───── Records for the exercise
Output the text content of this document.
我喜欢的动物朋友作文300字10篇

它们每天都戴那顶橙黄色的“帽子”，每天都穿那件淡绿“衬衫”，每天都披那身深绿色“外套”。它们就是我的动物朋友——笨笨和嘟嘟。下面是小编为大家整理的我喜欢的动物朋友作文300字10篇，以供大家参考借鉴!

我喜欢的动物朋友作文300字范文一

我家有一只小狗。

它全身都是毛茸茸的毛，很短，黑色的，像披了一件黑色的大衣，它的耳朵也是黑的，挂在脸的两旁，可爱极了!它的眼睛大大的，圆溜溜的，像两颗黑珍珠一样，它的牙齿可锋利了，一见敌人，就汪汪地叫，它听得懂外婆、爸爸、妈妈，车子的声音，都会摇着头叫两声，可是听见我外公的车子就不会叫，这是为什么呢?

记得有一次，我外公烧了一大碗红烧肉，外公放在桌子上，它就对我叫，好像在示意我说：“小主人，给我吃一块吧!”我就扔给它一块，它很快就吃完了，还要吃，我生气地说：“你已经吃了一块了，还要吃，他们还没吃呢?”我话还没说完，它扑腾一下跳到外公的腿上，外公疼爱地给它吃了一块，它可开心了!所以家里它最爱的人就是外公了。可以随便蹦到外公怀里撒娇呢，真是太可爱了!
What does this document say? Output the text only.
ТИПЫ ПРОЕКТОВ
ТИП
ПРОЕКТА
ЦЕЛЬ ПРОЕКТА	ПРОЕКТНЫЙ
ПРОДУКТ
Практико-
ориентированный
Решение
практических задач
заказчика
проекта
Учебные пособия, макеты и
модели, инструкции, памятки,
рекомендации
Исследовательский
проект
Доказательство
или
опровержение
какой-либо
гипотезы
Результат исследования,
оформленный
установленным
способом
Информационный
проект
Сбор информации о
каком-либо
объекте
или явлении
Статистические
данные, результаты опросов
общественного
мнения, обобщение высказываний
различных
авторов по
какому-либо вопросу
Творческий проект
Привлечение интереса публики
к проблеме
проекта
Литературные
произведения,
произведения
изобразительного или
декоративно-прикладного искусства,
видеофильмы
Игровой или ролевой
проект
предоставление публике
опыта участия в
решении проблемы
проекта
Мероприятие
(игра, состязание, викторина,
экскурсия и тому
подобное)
──────────
## Exercise description:
Give the records above again, word for word.

## Exercise result:
Output the text content of this document.
我喜欢的动物朋友作文300字10篇

它们每天都戴那顶橙黄色的“帽子”，每天都穿那件淡绿“衬衫”，每天都披那身深绿色“外套”。它们就是我的动物朋友——笨笨和嘟嘟。下面是小编为大家整理的我喜欢的动物朋友作文300字10篇，以供大家参考借鉴!

我喜欢的动物朋友作文300字范文一

我家有一只小狗。

它全身都是毛茸茸的毛，很短，黑色的，像披了一件黑色的大衣，它的耳朵也是黑的，挂在脸的两旁，可爱极了!它的眼睛大大的，圆溜溜的，像两颗黑珍珠一样，它的牙齿可锋利了，一见敌人，就汪汪地叫，它听得懂外婆、爸爸、妈妈，车子的声音，都会摇着头叫两声，可是听见我外公的车子就不会叫，这是为什么呢?

记得有一次，我外公烧了一大碗红烧肉，外公放在桌子上，它就对我叫，好像在示意我说：“小主人，给我吃一块吧!”我就扔给它一块，它很快就吃完了，还要吃，我生气地说：“你已经吃了一块了，还要吃，他们还没吃呢?”我话还没说完，它扑腾一下跳到外公的腿上，外公疼爱地给它吃了一块，它可开心了!所以家里它最爱的人就是外公了。可以随便蹦到外公怀里撒娇呢，真是太可爱了!
What does this document say? Output the text only.
ТИПЫ ПРОЕКТОВ
ТИП
ПРОЕКТА
ЦЕЛЬ ПРОЕКТА	ПРОЕКТНЫЙ
ПРОДУКТ
Практико-
ориентированный
Решение
практических задач
заказчика
проекта
Учебные пособия, макеты и
модели, инструкции, памятки,
рекомендации
Исследовательский
проект
Доказательство
или
опровержение
какой-либо
гипотезы
Результат исследования,
оформленный
установленным
способом
Информационный
проект
Сбор информации о
каком-либо
объекте
или явлении
Статистические
данные, результаты опросов
общественного
мнения, обобщение высказываний
различных
авторов по
какому-либо вопросу
Творческий проект
Привлечение интереса публики
к проблеме
проекта
Литературные
произведения,
произведения
изобразительного или
декоративно-прикладного искусства,
видеофильмы
Игровой или ролевой
проект
предоставление публике
опыта участия в
решении проблемы
проекта
Мероприятие
(игра, состязание, викторина,
экскурсия и тому
подобное)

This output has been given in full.